• [Exercise objective]: Pictures don't belong in the copy; print all the records exactly.

(Data records)
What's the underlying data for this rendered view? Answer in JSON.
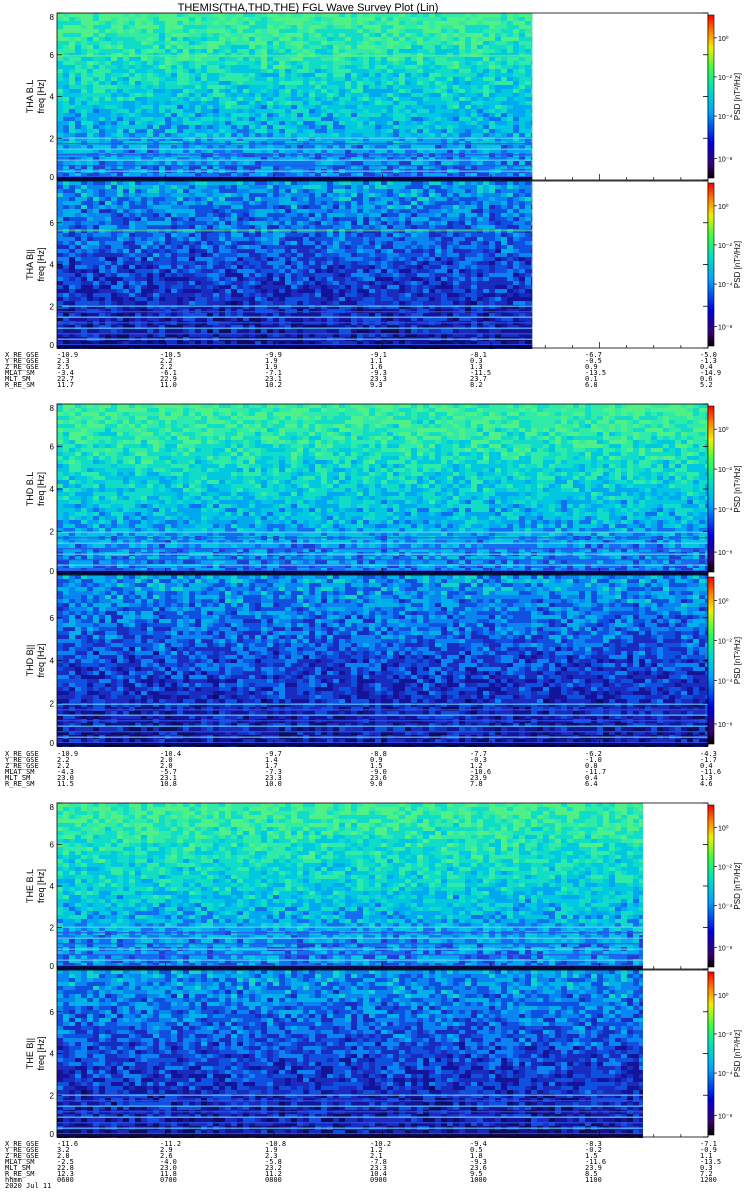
{
  "title": "THEMIS(THA,THD,THE) FGL Wave Survey Plot (Lin)",
  "ytitle_unit": "freq [Hz]",
  "ctitle": "PSD [nT²/Hz]",
  "cbar_ticks": [
    "10⁻⁸",
    "10⁻⁴",
    "10⁻²",
    "10⁰"
  ],
  "cbar_ticks_thd_bii": [
    "10⁻⁸",
    "10⁻⁴",
    "10⁻²",
    "10⁰"
  ],
  "colors": {
    "background_spec": "#1e2db4",
    "low_band": "#102090",
    "mid": "#00b4e6",
    "high": "#20e0c0",
    "top": "#40f090"
  },
  "chart_data": [
    {
      "type": "heatmap",
      "probe": "tha",
      "panels": [
        {
          "name": "THA B.L",
          "ylabel": "THA B.L",
          "ylim": [
            0,
            8
          ],
          "yticks": [
            "0",
            "2",
            "4",
            "6",
            "8"
          ],
          "data_end_fraction": 0.73,
          "tone": "bright"
        },
        {
          "name": "THA B||",
          "ylabel": "THA B||",
          "ylim": [
            0,
            8
          ],
          "yticks": [
            "0",
            "2",
            "4",
            "6"
          ],
          "data_end_fraction": 0.73,
          "tone": "dark"
        }
      ],
      "ephemeris": {
        "labels": [
          "X_RE_GSE",
          "Y_RE_GSE",
          "Z_RE_GSE",
          "MLAT_SM",
          "MLT_SM",
          "R_RE_SM"
        ],
        "columns": [
          [
            "-10.9",
            "2.3",
            "2.5",
            "-3.4",
            "22.7",
            "11.7"
          ],
          [
            "-10.5",
            "2.2",
            "2.2",
            "-6.1",
            "22.9",
            "11.0"
          ],
          [
            "-9.9",
            "1.9",
            "1.9",
            "-7.1",
            "23.1",
            "10.2"
          ],
          [
            "-9.1",
            "1.1",
            "1.6",
            "-9.3",
            "23.3",
            "9.3"
          ],
          [
            "-8.1",
            "0.3",
            "1.3",
            "-11.5",
            "23.7",
            "8.2"
          ],
          [
            "-6.7",
            "-0.5",
            "0.9",
            "-13.5",
            "0.1",
            "6.8"
          ],
          [
            "-5.0",
            "-1.3",
            "0.4",
            "-14.9",
            "0.6",
            "5.2"
          ]
        ]
      }
    },
    {
      "type": "heatmap",
      "probe": "thd",
      "panels": [
        {
          "name": "THD B.L",
          "ylabel": "THD B.L",
          "ylim": [
            0,
            8
          ],
          "yticks": [
            "0",
            "2",
            "4",
            "6",
            "8"
          ],
          "data_end_fraction": 1.0,
          "tone": "bright"
        },
        {
          "name": "THD B||",
          "ylabel": "THD B||",
          "ylim": [
            0,
            8
          ],
          "yticks": [
            "0",
            "2",
            "4",
            "6"
          ],
          "data_end_fraction": 1.0,
          "tone": "dark"
        }
      ],
      "ephemeris": {
        "labels": [
          "X_RE_GSE",
          "Y_RE_GSE",
          "Z_RE_GSE",
          "MLAT_SM",
          "MLT_SM",
          "R_RE_SM"
        ],
        "columns": [
          [
            "-10.9",
            "2.2",
            "2.2",
            "-4.3",
            "23.0",
            "11.5"
          ],
          [
            "-10.4",
            "2.0",
            "2.0",
            "-5.7",
            "23.1",
            "10.8"
          ],
          [
            "-9.7",
            "1.4",
            "1.7",
            "-7.3",
            "23.3",
            "10.0"
          ],
          [
            "-8.8",
            "0.9",
            "1.5",
            "-9.0",
            "23.6",
            "9.0"
          ],
          [
            "-7.7",
            "-0.3",
            "1.2",
            "-10.6",
            "23.9",
            "7.8"
          ],
          [
            "-6.2",
            "-1.0",
            "0.8",
            "-11.7",
            "0.4",
            "6.4"
          ],
          [
            "-4.3",
            "-1.7",
            "0.4",
            "-11.6",
            "1.3",
            "4.6"
          ]
        ]
      }
    },
    {
      "type": "heatmap",
      "probe": "the",
      "panels": [
        {
          "name": "THE B.L",
          "ylabel": "THE B.L",
          "ylim": [
            0,
            8
          ],
          "yticks": [
            "0",
            "2",
            "4",
            "6",
            "8"
          ],
          "data_end_fraction": 0.9,
          "tone": "bright"
        },
        {
          "name": "THE B||",
          "ylabel": "THE B||",
          "ylim": [
            0,
            8
          ],
          "yticks": [
            "0",
            "2",
            "4",
            "6"
          ],
          "data_end_fraction": 0.9,
          "tone": "dark"
        }
      ],
      "ephemeris": {
        "labels": [
          "X_RE_GSE",
          "Y_RE_GSE",
          "Z_RE_GSE",
          "MLAT_SM",
          "MLT_SM",
          "R_RE_SM",
          "hhmm",
          "2020 Jul 11"
        ],
        "columns": [
          [
            "-11.6",
            "3.2",
            "2.8",
            "-2.5",
            "22.8",
            "12.3",
            "0600"
          ],
          [
            "-11.2",
            "2.9",
            "2.6",
            "-4.0",
            "23.0",
            "11.8",
            "0700"
          ],
          [
            "-10.8",
            "1.9",
            "2.3",
            "-5.8",
            "23.2",
            "11.2",
            "0800"
          ],
          [
            "-10.2",
            "1.2",
            "2.1",
            "-7.8",
            "23.3",
            "10.4",
            "0900"
          ],
          [
            "-9.4",
            "0.5",
            "1.8",
            "-9.3",
            "23.6",
            "9.5",
            "1000"
          ],
          [
            "-8.3",
            "-0.2",
            "1.5",
            "-11.6",
            "23.9",
            "8.5",
            "1100"
          ],
          [
            "-7.1",
            "-0.9",
            "1.1",
            "-13.5",
            "0.3",
            "7.2",
            "1200"
          ]
        ]
      }
    }
  ]
}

• [Exercise result]:
What's the underlying data for this rendered view? Answer in JSON.
{
  "title": "THEMIS(THA,THD,THE) FGL Wave Survey Plot (Lin)",
  "ytitle_unit": "freq [Hz]",
  "ctitle": "PSD [nT²/Hz]",
  "cbar_ticks": [
    "10⁻⁸",
    "10⁻⁴",
    "10⁻²",
    "10⁰"
  ],
  "cbar_ticks_thd_bii": [
    "10⁻⁸",
    "10⁻⁴",
    "10⁻²",
    "10⁰"
  ],
  "colors": {
    "background_spec": "#1e2db4",
    "low_band": "#102090",
    "mid": "#00b4e6",
    "high": "#20e0c0",
    "top": "#40f090"
  },
  "chart_data": [
    {
      "type": "heatmap",
      "probe": "tha",
      "panels": [
        {
          "name": "THA B.L",
          "ylabel": "THA B.L",
          "ylim": [
            0,
            8
          ],
          "yticks": [
            "0",
            "2",
            "4",
            "6",
            "8"
          ],
          "data_end_fraction": 0.73,
          "tone": "bright"
        },
        {
          "name": "THA B||",
          "ylabel": "THA B||",
          "ylim": [
            0,
            8
          ],
          "yticks": [
            "0",
            "2",
            "4",
            "6"
          ],
          "data_end_fraction": 0.73,
          "tone": "dark"
        }
      ],
      "ephemeris": {
        "labels": [
          "X_RE_GSE",
          "Y_RE_GSE",
          "Z_RE_GSE",
          "MLAT_SM",
          "MLT_SM",
          "R_RE_SM"
        ],
        "columns": [
          [
            "-10.9",
            "2.3",
            "2.5",
            "-3.4",
            "22.7",
            "11.7"
          ],
          [
            "-10.5",
            "2.2",
            "2.2",
            "-6.1",
            "22.9",
            "11.0"
          ],
          [
            "-9.9",
            "1.9",
            "1.9",
            "-7.1",
            "23.1",
            "10.2"
          ],
          [
            "-9.1",
            "1.1",
            "1.6",
            "-9.3",
            "23.3",
            "9.3"
          ],
          [
            "-8.1",
            "0.3",
            "1.3",
            "-11.5",
            "23.7",
            "8.2"
          ],
          [
            "-6.7",
            "-0.5",
            "0.9",
            "-13.5",
            "0.1",
            "6.8"
          ],
          [
            "-5.0",
            "-1.3",
            "0.4",
            "-14.9",
            "0.6",
            "5.2"
          ]
        ]
      }
    },
    {
      "type": "heatmap",
      "probe": "thd",
      "panels": [
        {
          "name": "THD B.L",
          "ylabel": "THD B.L",
          "ylim": [
            0,
            8
          ],
          "yticks": [
            "0",
            "2",
            "4",
            "6",
            "8"
          ],
          "data_end_fraction": 1.0,
          "tone": "bright"
        },
        {
          "name": "THD B||",
          "ylabel": "THD B||",
          "ylim": [
            0,
            8
          ],
          "yticks": [
            "0",
            "2",
            "4",
            "6"
          ],
          "data_end_fraction": 1.0,
          "tone": "dark"
        }
      ],
      "ephemeris": {
        "labels": [
          "X_RE_GSE",
          "Y_RE_GSE",
          "Z_RE_GSE",
          "MLAT_SM",
          "MLT_SM",
          "R_RE_SM"
        ],
        "columns": [
          [
            "-10.9",
            "2.2",
            "2.2",
            "-4.3",
            "23.0",
            "11.5"
          ],
          [
            "-10.4",
            "2.0",
            "2.0",
            "-5.7",
            "23.1",
            "10.8"
          ],
          [
            "-9.7",
            "1.4",
            "1.7",
            "-7.3",
            "23.3",
            "10.0"
          ],
          [
            "-8.8",
            "0.9",
            "1.5",
            "-9.0",
            "23.6",
            "9.0"
          ],
          [
            "-7.7",
            "-0.3",
            "1.2",
            "-10.6",
            "23.9",
            "7.8"
          ],
          [
            "-6.2",
            "-1.0",
            "0.8",
            "-11.7",
            "0.4",
            "6.4"
          ],
          [
            "-4.3",
            "-1.7",
            "0.4",
            "-11.6",
            "1.3",
            "4.6"
          ]
        ]
      }
    },
    {
      "type": "heatmap",
      "probe": "the",
      "panels": [
        {
          "name": "THE B.L",
          "ylabel": "THE B.L",
          "ylim": [
            0,
            8
          ],
          "yticks": [
            "0",
            "2",
            "4",
            "6",
            "8"
          ],
          "data_end_fraction": 0.9,
          "tone": "bright"
        },
        {
          "name": "THE B||",
          "ylabel": "THE B||",
          "ylim": [
            0,
            8
          ],
          "yticks": [
            "0",
            "2",
            "4",
            "6"
          ],
          "data_end_fraction": 0.9,
          "tone": "dark"
        }
      ],
      "ephemeris": {
        "labels": [
          "X_RE_GSE",
          "Y_RE_GSE",
          "Z_RE_GSE",
          "MLAT_SM",
          "MLT_SM",
          "R_RE_SM",
          "hhmm",
          "2020 Jul 11"
        ],
        "columns": [
          [
            "-11.6",
            "3.2",
            "2.8",
            "-2.5",
            "22.8",
            "12.3",
            "0600"
          ],
          [
            "-11.2",
            "2.9",
            "2.6",
            "-4.0",
            "23.0",
            "11.8",
            "0700"
          ],
          [
            "-10.8",
            "1.9",
            "2.3",
            "-5.8",
            "23.2",
            "11.2",
            "0800"
          ],
          [
            "-10.2",
            "1.2",
            "2.1",
            "-7.8",
            "23.3",
            "10.4",
            "0900"
          ],
          [
            "-9.4",
            "0.5",
            "1.8",
            "-9.3",
            "23.6",
            "9.5",
            "1000"
          ],
          [
            "-8.3",
            "-0.2",
            "1.5",
            "-11.6",
            "23.9",
            "8.5",
            "1100"
          ],
          [
            "-7.1",
            "-0.9",
            "1.1",
            "-13.5",
            "0.3",
            "7.2",
            "1200"
          ]
        ]
      }
    }
  ]
}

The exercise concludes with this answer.